» **Problem statement**:
Reproduce the listing below exactly, minus its pictures.

(Data items)
----------------------------------------

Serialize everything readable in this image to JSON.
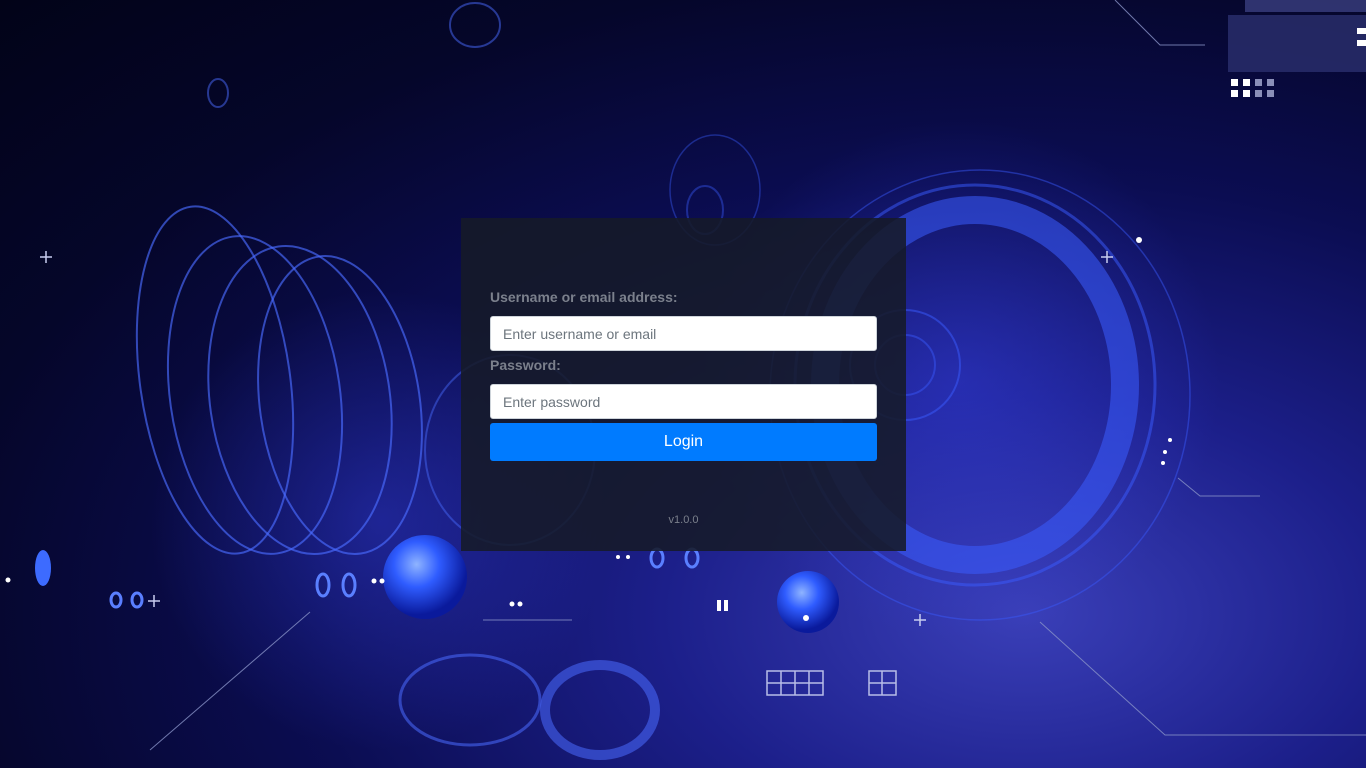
{
  "login": {
    "username_label": "Username or email address:",
    "username_placeholder": "Enter username or email",
    "password_label": "Password:",
    "password_placeholder": "Enter password",
    "button_label": "Login",
    "version": "v1.0.0"
  }
}
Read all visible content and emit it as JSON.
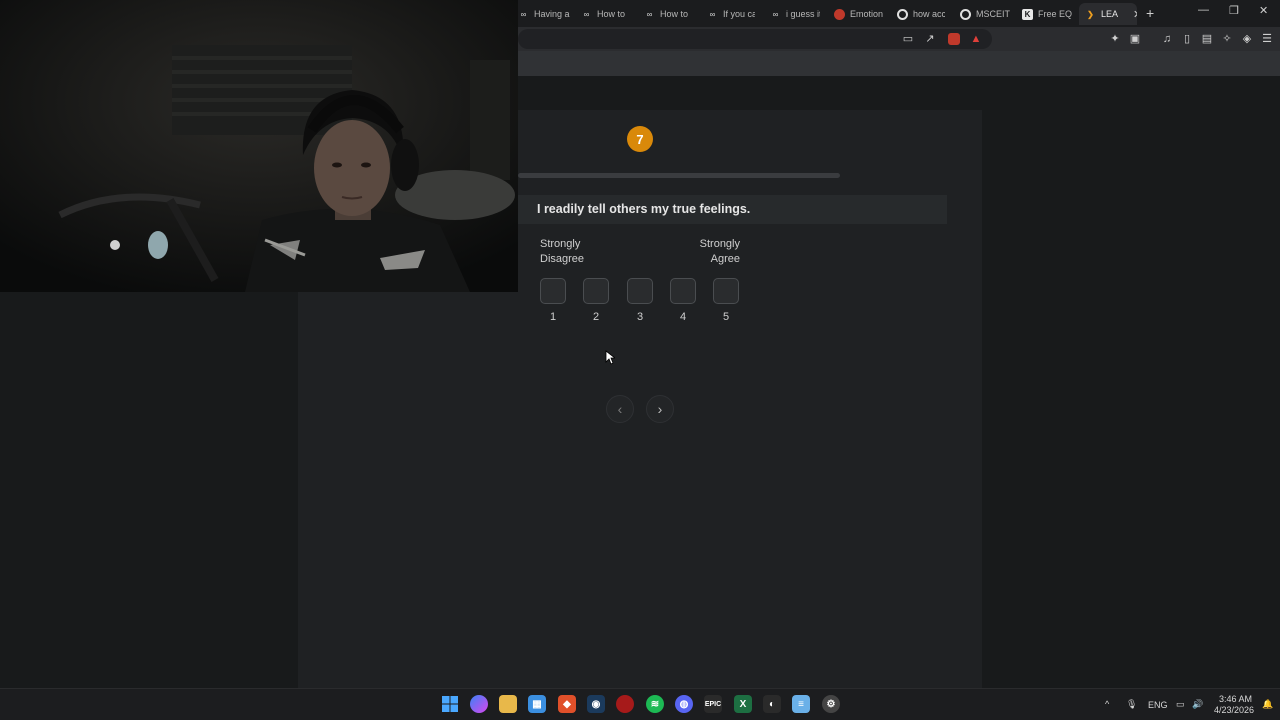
{
  "browser": {
    "tabs": [
      {
        "label": "Having a",
        "icon": "infinity-icon"
      },
      {
        "label": "How to",
        "icon": "infinity-icon"
      },
      {
        "label": "How to",
        "icon": "infinity-icon"
      },
      {
        "label": "If you ca",
        "icon": "infinity-icon"
      },
      {
        "label": "i guess it",
        "icon": "infinity-icon"
      },
      {
        "label": "Emotion",
        "icon": "drop-icon"
      },
      {
        "label": "how acc",
        "icon": "google-icon"
      },
      {
        "label": "MSCEIT",
        "icon": "google-icon"
      },
      {
        "label": "Free EQ",
        "icon": "k-logo-icon"
      },
      {
        "label": "LEA",
        "icon": "chevron-logo-icon",
        "active": true
      }
    ]
  },
  "quiz": {
    "question_number": "7",
    "progress": 0.0,
    "question": "I readily tell others my true feelings.",
    "scale_low": [
      "Strongly",
      "Disagree"
    ],
    "scale_high": [
      "Strongly",
      "Agree"
    ],
    "choices": [
      "1",
      "2",
      "3",
      "4",
      "5"
    ],
    "prev_symbol": "‹",
    "next_symbol": "›"
  },
  "taskbar": {
    "language": "ENG",
    "time": "3:46 AM",
    "date": "4/23/2026"
  },
  "colors": {
    "accent": "#d9890a",
    "page_bg": "#181a1b",
    "panel_bg": "#1f2123"
  }
}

----------------------------------------

» **Response to the task**:
Serialize everything readable in this image to JSON.
{
  "login": {
    "username_label": "Username or email address:",
    "username_placeholder": "Enter username or email",
    "password_label": "Password:",
    "password_placeholder": "Enter password",
    "button_label": "Login",
    "version": "v1.0.0"
  }
}
Read all visible content and emit it as JSON.
{
  "browser": {
    "tabs": [
      {
        "label": "Having a",
        "icon": "infinity-icon"
      },
      {
        "label": "How to",
        "icon": "infinity-icon"
      },
      {
        "label": "How to",
        "icon": "infinity-icon"
      },
      {
        "label": "If you ca",
        "icon": "infinity-icon"
      },
      {
        "label": "i guess it",
        "icon": "infinity-icon"
      },
      {
        "label": "Emotion",
        "icon": "drop-icon"
      },
      {
        "label": "how acc",
        "icon": "google-icon"
      },
      {
        "label": "MSCEIT",
        "icon": "google-icon"
      },
      {
        "label": "Free EQ",
        "icon": "k-logo-icon"
      },
      {
        "label": "LEA",
        "icon": "chevron-logo-icon",
        "active": true
      }
    ]
  },
  "quiz": {
    "question_number": "7",
    "progress": 0.0,
    "question": "I readily tell others my true feelings.",
    "scale_low": [
      "Strongly",
      "Disagree"
    ],
    "scale_high": [
      "Strongly",
      "Agree"
    ],
    "choices": [
      "1",
      "2",
      "3",
      "4",
      "5"
    ],
    "prev_symbol": "‹",
    "next_symbol": "›"
  },
  "taskbar": {
    "language": "ENG",
    "time": "3:46 AM",
    "date": "4/23/2026"
  },
  "colors": {
    "accent": "#d9890a",
    "page_bg": "#181a1b",
    "panel_bg": "#1f2123"
  }
}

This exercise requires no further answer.